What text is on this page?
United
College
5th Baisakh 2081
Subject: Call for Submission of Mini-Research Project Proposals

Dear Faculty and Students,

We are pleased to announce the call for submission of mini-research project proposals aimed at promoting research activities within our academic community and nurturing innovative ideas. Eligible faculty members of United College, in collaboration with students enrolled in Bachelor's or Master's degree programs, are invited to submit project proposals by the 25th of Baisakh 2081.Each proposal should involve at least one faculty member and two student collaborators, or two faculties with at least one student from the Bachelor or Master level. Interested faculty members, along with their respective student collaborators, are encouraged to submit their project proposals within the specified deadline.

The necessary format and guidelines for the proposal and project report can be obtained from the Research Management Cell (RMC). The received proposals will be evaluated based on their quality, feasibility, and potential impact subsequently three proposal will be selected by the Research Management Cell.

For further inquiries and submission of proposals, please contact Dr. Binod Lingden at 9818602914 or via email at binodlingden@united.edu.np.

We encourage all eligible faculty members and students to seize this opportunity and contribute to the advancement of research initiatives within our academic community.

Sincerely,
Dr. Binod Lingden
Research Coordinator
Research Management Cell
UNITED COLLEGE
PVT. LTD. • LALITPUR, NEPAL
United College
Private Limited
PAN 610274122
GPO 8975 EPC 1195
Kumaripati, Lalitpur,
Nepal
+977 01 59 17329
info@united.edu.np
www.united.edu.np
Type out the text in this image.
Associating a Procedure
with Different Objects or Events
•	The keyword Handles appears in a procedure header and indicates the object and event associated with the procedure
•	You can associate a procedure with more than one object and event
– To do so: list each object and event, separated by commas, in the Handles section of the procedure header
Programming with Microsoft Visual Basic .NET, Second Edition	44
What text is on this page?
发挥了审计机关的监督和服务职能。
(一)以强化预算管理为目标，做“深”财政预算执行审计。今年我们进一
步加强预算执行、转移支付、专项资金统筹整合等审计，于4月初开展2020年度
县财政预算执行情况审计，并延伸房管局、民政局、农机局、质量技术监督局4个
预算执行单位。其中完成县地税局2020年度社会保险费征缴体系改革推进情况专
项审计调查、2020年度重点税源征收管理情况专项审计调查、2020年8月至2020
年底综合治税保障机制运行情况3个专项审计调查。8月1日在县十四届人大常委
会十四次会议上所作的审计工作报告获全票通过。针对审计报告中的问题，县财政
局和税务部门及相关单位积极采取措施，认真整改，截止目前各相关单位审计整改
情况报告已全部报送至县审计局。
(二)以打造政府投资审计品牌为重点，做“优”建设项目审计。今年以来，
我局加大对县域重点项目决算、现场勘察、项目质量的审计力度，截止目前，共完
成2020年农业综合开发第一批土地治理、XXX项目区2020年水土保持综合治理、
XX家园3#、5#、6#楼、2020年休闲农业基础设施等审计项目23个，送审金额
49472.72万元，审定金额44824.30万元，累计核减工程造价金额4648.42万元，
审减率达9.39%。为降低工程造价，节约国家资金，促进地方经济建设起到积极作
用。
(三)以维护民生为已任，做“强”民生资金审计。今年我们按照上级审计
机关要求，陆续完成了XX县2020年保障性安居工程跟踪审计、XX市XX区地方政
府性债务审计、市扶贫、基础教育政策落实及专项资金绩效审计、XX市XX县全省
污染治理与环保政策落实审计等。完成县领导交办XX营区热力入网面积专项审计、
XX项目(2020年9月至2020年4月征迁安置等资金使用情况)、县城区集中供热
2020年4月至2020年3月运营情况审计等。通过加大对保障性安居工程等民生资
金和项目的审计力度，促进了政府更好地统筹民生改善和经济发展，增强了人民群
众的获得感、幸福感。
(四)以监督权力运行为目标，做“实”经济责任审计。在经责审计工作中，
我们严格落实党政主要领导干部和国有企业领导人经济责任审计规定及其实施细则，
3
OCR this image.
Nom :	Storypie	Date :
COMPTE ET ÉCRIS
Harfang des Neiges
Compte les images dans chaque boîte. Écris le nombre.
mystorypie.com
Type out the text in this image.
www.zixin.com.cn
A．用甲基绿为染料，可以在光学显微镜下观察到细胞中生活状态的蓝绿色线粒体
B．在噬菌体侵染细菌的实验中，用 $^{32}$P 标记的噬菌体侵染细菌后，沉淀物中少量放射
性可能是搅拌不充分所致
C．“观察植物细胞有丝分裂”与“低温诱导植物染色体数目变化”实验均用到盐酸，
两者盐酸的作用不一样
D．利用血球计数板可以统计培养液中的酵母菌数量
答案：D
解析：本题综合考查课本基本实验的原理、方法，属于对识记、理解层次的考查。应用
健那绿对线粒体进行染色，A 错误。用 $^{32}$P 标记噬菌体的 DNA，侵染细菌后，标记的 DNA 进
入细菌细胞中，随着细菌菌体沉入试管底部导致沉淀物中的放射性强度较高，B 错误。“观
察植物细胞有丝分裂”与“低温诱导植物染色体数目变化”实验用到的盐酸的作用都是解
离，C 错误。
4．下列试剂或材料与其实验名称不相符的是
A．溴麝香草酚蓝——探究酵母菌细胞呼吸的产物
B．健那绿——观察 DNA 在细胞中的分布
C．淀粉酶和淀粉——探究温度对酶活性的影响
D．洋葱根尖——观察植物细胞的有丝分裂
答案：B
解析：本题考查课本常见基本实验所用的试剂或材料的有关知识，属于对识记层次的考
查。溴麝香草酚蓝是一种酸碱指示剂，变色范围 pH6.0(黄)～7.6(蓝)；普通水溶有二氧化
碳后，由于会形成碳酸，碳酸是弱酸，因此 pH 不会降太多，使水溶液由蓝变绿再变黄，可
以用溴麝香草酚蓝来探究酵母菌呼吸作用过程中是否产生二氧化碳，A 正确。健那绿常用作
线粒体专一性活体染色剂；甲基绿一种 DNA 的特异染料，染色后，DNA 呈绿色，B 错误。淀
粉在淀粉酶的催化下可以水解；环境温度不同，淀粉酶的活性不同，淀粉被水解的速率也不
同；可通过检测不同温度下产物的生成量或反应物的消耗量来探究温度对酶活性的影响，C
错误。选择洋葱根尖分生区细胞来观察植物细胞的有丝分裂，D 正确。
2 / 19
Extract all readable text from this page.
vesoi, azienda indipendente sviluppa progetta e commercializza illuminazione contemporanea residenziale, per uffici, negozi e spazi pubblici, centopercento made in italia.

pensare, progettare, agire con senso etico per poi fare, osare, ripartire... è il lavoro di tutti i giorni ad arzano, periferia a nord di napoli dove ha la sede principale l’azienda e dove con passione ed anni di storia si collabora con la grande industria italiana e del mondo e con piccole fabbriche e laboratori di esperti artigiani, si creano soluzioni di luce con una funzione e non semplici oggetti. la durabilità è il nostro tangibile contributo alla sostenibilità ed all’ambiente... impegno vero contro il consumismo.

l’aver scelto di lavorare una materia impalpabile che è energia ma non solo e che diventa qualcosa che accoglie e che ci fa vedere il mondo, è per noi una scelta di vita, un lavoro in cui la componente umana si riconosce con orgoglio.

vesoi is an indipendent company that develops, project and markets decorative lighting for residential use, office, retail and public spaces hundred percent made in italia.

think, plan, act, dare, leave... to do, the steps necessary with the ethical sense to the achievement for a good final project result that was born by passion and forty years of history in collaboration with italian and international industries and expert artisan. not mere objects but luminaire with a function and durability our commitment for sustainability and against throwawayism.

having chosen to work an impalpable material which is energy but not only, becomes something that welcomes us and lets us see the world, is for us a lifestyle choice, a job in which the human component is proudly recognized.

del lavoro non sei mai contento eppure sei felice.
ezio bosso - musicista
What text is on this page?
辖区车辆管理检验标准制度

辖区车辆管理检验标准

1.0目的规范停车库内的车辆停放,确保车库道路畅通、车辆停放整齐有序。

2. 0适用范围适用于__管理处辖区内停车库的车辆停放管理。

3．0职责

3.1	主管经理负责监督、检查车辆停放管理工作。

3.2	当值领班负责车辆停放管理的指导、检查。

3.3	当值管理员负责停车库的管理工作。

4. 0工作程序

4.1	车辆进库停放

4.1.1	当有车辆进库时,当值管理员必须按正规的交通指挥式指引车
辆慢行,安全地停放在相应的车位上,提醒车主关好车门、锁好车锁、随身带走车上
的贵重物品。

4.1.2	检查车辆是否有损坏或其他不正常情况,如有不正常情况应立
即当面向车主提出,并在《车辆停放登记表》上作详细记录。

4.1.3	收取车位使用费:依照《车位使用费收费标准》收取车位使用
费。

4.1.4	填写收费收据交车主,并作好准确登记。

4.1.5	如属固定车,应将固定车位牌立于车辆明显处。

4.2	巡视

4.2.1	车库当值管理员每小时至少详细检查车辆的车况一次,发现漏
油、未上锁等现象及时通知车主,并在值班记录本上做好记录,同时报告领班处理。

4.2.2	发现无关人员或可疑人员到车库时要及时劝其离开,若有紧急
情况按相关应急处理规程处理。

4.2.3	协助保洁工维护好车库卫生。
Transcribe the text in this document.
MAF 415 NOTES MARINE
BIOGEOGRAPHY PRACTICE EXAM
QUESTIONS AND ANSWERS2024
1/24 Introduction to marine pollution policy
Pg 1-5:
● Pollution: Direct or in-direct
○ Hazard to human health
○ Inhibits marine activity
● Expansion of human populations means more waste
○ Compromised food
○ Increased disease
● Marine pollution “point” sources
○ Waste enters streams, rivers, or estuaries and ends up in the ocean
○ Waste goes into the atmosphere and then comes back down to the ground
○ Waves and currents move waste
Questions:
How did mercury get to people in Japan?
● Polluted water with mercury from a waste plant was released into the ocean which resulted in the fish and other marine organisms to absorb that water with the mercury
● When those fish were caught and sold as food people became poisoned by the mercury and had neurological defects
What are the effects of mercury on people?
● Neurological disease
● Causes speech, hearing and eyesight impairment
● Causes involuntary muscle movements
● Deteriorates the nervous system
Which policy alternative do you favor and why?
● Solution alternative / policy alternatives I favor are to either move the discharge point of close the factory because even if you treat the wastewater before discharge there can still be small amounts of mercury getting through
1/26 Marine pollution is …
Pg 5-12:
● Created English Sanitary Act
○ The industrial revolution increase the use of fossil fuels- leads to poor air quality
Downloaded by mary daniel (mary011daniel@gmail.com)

• Objective: In the records above, return only the line that contains "Transcribe the text in this document." and every line after it through the last, exactly as they appear.

• Written response:
Transcribe the text in this document.
MAF 415 NOTES MARINE
BIOGEOGRAPHY PRACTICE EXAM
QUESTIONS AND ANSWERS2024
1/24 Introduction to marine pollution policy
Pg 1-5:
● Pollution: Direct or in-direct
○ Hazard to human health
○ Inhibits marine activity
● Expansion of human populations means more waste
○ Compromised food
○ Increased disease
● Marine pollution “point” sources
○ Waste enters streams, rivers, or estuaries and ends up in the ocean
○ Waste goes into the atmosphere and then comes back down to the ground
○ Waves and currents move waste
Questions:
How did mercury get to people in Japan?
● Polluted water with mercury from a waste plant was released into the ocean which resulted in the fish and other marine organisms to absorb that water with the mercury
● When those fish were caught and sold as food people became poisoned by the mercury and had neurological defects
What are the effects of mercury on people?
● Neurological disease
● Causes speech, hearing and eyesight impairment
● Causes involuntary muscle movements
● Deteriorates the nervous system
Which policy alternative do you favor and why?
● Solution alternative / policy alternatives I favor are to either move the discharge point of close the factory because even if you treat the wastewater before discharge there can still be small amounts of mercury getting through
1/26 Marine pollution is …
Pg 5-12:
● Created English Sanitary Act
○ The industrial revolution increase the use of fossil fuels- leads to poor air quality
Downloaded by mary daniel (mary011daniel@gmail.com)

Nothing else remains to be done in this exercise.